## START Data listing
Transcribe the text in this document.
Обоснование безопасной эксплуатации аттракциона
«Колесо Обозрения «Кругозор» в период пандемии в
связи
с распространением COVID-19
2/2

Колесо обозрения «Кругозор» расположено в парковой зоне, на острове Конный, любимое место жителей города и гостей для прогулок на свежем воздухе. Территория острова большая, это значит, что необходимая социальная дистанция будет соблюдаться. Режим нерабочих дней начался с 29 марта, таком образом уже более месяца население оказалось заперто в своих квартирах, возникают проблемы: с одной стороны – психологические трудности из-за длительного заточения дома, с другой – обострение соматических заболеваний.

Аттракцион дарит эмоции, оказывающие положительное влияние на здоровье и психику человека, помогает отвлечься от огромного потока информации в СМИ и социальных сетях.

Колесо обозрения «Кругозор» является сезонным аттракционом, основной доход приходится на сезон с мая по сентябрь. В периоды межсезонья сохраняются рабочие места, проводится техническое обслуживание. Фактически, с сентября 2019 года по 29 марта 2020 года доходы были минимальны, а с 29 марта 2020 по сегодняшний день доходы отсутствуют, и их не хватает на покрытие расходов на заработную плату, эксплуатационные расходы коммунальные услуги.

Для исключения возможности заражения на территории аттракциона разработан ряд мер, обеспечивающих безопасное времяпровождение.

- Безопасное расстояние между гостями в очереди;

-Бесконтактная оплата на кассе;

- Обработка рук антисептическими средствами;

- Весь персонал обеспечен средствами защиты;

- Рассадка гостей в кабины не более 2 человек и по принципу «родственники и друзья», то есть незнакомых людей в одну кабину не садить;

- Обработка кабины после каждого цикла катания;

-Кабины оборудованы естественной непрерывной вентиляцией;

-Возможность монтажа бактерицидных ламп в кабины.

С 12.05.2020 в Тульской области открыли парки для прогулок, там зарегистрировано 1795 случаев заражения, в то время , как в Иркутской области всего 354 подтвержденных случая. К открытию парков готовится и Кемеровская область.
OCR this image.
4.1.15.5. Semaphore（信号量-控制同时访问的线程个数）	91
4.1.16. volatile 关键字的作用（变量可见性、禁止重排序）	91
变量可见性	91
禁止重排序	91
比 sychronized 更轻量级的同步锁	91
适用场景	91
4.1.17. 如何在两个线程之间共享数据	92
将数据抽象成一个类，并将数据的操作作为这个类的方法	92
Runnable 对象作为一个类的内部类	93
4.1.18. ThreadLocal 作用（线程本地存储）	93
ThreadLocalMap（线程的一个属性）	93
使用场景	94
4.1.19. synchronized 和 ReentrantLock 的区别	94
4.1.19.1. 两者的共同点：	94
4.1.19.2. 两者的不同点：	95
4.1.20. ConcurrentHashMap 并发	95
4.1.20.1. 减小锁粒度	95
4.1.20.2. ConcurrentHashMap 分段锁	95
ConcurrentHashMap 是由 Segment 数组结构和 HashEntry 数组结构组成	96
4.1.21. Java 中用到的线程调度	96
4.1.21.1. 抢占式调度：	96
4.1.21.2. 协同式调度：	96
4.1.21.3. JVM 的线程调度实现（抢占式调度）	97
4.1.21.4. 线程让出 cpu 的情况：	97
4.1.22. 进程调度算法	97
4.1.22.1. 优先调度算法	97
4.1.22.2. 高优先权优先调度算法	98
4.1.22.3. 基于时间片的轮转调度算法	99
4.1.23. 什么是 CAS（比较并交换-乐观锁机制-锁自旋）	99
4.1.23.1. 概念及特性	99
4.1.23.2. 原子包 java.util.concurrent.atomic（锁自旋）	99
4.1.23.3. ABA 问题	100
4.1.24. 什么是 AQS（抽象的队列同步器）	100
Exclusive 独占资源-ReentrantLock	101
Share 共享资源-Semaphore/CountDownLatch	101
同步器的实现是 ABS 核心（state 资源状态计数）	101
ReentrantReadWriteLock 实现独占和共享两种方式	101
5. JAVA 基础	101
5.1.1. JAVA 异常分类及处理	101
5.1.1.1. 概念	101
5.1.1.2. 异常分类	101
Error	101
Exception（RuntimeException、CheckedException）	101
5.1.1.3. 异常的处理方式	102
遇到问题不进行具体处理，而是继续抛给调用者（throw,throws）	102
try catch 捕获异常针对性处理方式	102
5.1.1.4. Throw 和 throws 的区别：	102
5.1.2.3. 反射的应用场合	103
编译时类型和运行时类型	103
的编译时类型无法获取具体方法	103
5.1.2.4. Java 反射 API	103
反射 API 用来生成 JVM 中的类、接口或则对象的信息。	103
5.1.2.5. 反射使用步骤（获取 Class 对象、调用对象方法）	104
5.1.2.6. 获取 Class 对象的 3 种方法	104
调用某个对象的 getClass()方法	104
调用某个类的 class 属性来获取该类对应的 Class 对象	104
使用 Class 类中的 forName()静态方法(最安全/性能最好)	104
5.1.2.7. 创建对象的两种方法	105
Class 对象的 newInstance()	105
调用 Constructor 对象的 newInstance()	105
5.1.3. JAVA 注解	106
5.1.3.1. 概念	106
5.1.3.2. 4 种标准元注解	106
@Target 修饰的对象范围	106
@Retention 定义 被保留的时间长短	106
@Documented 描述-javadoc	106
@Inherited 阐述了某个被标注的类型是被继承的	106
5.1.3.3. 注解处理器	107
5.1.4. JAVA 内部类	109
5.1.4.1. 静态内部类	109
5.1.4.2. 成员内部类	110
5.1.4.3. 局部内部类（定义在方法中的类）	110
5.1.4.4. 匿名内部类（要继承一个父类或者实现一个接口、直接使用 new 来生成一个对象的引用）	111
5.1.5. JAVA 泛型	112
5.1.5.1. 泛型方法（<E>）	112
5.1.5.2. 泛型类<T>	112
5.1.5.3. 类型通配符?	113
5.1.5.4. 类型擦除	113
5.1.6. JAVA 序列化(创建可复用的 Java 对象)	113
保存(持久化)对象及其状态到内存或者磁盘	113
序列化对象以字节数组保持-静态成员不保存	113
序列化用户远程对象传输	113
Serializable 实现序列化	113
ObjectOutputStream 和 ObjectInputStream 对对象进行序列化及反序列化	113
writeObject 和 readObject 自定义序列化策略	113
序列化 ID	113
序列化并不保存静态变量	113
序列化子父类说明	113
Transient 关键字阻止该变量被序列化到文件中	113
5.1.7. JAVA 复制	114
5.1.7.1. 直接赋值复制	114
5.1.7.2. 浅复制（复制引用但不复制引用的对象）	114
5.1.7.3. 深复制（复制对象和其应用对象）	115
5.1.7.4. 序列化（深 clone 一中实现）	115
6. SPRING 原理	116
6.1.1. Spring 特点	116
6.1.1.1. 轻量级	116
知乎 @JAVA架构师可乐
## END Data listing
All of the data shown above must be copied exactly.

Reply to the exercise:
Transcribe the text in this document.
Обоснование безопасной эксплуатации аттракциона
«Колесо Обозрения «Кругозор» в период пандемии в
связи
с распространением COVID-19
2/2

Колесо обозрения «Кругозор» расположено в парковой зоне, на острове Конный, любимое место жителей города и гостей для прогулок на свежем воздухе. Территория острова большая, это значит, что необходимая социальная дистанция будет соблюдаться. Режим нерабочих дней начался с 29 марта, таком образом уже более месяца население оказалось заперто в своих квартирах, возникают проблемы: с одной стороны – психологические трудности из-за длительного заточения дома, с другой – обострение соматических заболеваний.

Аттракцион дарит эмоции, оказывающие положительное влияние на здоровье и психику человека, помогает отвлечься от огромного потока информации в СМИ и социальных сетях.

Колесо обозрения «Кругозор» является сезонным аттракционом, основной доход приходится на сезон с мая по сентябрь. В периоды межсезонья сохраняются рабочие места, проводится техническое обслуживание. Фактически, с сентября 2019 года по 29 марта 2020 года доходы были минимальны, а с 29 марта 2020 по сегодняшний день доходы отсутствуют, и их не хватает на покрытие расходов на заработную плату, эксплуатационные расходы коммунальные услуги.

Для исключения возможности заражения на территории аттракциона разработан ряд мер, обеспечивающих безопасное времяпровождение.

- Безопасное расстояние между гостями в очереди;

-Бесконтактная оплата на кассе;

- Обработка рук антисептическими средствами;

- Весь персонал обеспечен средствами защиты;

- Рассадка гостей в кабины не более 2 человек и по принципу «родственники и друзья», то есть незнакомых людей в одну кабину не садить;

- Обработка кабины после каждого цикла катания;

-Кабины оборудованы естественной непрерывной вентиляцией;

-Возможность монтажа бактерицидных ламп в кабины.

С 12.05.2020 в Тульской области открыли парки для прогулок, там зарегистрировано 1795 случаев заражения, в то время , как в Иркутской области всего 354 подтвержденных случая. К открытию парков готовится и Кемеровская область.
OCR this image.
4.1.15.5. Semaphore（信号量-控制同时访问的线程个数）	91
4.1.16. volatile 关键字的作用（变量可见性、禁止重排序）	91
变量可见性	91
禁止重排序	91
比 sychronized 更轻量级的同步锁	91
适用场景	91
4.1.17. 如何在两个线程之间共享数据	92
将数据抽象成一个类，并将数据的操作作为这个类的方法	92
Runnable 对象作为一个类的内部类	93
4.1.18. ThreadLocal 作用（线程本地存储）	93
ThreadLocalMap（线程的一个属性）	93
使用场景	94
4.1.19. synchronized 和 ReentrantLock 的区别	94
4.1.19.1. 两者的共同点：	94
4.1.19.2. 两者的不同点：	95
4.1.20. ConcurrentHashMap 并发	95
4.1.20.1. 减小锁粒度	95
4.1.20.2. ConcurrentHashMap 分段锁	95
ConcurrentHashMap 是由 Segment 数组结构和 HashEntry 数组结构组成	96
4.1.21. Java 中用到的线程调度	96
4.1.21.1. 抢占式调度：	96
4.1.21.2. 协同式调度：	96
4.1.21.3. JVM 的线程调度实现（抢占式调度）	97
4.1.21.4. 线程让出 cpu 的情况：	97
4.1.22. 进程调度算法	97
4.1.22.1. 优先调度算法	97
4.1.22.2. 高优先权优先调度算法	98
4.1.22.3. 基于时间片的轮转调度算法	99
4.1.23. 什么是 CAS（比较并交换-乐观锁机制-锁自旋）	99
4.1.23.1. 概念及特性	99
4.1.23.2. 原子包 java.util.concurrent.atomic（锁自旋）	99
4.1.23.3. ABA 问题	100
4.1.24. 什么是 AQS（抽象的队列同步器）	100
Exclusive 独占资源-ReentrantLock	101
Share 共享资源-Semaphore/CountDownLatch	101
同步器的实现是 ABS 核心（state 资源状态计数）	101
ReentrantReadWriteLock 实现独占和共享两种方式	101
5. JAVA 基础	101
5.1.1. JAVA 异常分类及处理	101
5.1.1.1. 概念	101
5.1.1.2. 异常分类	101
Error	101
Exception（RuntimeException、CheckedException）	101
5.1.1.3. 异常的处理方式	102
遇到问题不进行具体处理，而是继续抛给调用者（throw,throws）	102
try catch 捕获异常针对性处理方式	102
5.1.1.4. Throw 和 throws 的区别：	102
5.1.2.3. 反射的应用场合	103
编译时类型和运行时类型	103
的编译时类型无法获取具体方法	103
5.1.2.4. Java 反射 API	103
反射 API 用来生成 JVM 中的类、接口或则对象的信息。	103
5.1.2.5. 反射使用步骤（获取 Class 对象、调用对象方法）	104
5.1.2.6. 获取 Class 对象的 3 种方法	104
调用某个对象的 getClass()方法	104
调用某个类的 class 属性来获取该类对应的 Class 对象	104
使用 Class 类中的 forName()静态方法(最安全/性能最好)	104
5.1.2.7. 创建对象的两种方法	105
Class 对象的 newInstance()	105
调用 Constructor 对象的 newInstance()	105
5.1.3. JAVA 注解	106
5.1.3.1. 概念	106
5.1.3.2. 4 种标准元注解	106
@Target 修饰的对象范围	106
@Retention 定义 被保留的时间长短	106
@Documented 描述-javadoc	106
@Inherited 阐述了某个被标注的类型是被继承的	106
5.1.3.3. 注解处理器	107
5.1.4. JAVA 内部类	109
5.1.4.1. 静态内部类	109
5.1.4.2. 成员内部类	110
5.1.4.3. 局部内部类（定义在方法中的类）	110
5.1.4.4. 匿名内部类（要继承一个父类或者实现一个接口、直接使用 new 来生成一个对象的引用）	111
5.1.5. JAVA 泛型	112
5.1.5.1. 泛型方法（<E>）	112
5.1.5.2. 泛型类<T>	112
5.1.5.3. 类型通配符?	113
5.1.5.4. 类型擦除	113
5.1.6. JAVA 序列化(创建可复用的 Java 对象)	113
保存(持久化)对象及其状态到内存或者磁盘	113
序列化对象以字节数组保持-静态成员不保存	113
序列化用户远程对象传输	113
Serializable 实现序列化	113
ObjectOutputStream 和 ObjectInputStream 对对象进行序列化及反序列化	113
writeObject 和 readObject 自定义序列化策略	113
序列化 ID	113
序列化并不保存静态变量	113
序列化子父类说明	113
Transient 关键字阻止该变量被序列化到文件中	113
5.1.7. JAVA 复制	114
5.1.7.1. 直接赋值复制	114
5.1.7.2. 浅复制（复制引用但不复制引用的对象）	114
5.1.7.3. 深复制（复制对象和其应用对象）	115
5.1.7.4. 序列化（深 clone 一中实现）	115
6. SPRING 原理	116
6.1.1. Spring 特点	116
6.1.1.1. 轻量级	116
知乎 @JAVA架构师可乐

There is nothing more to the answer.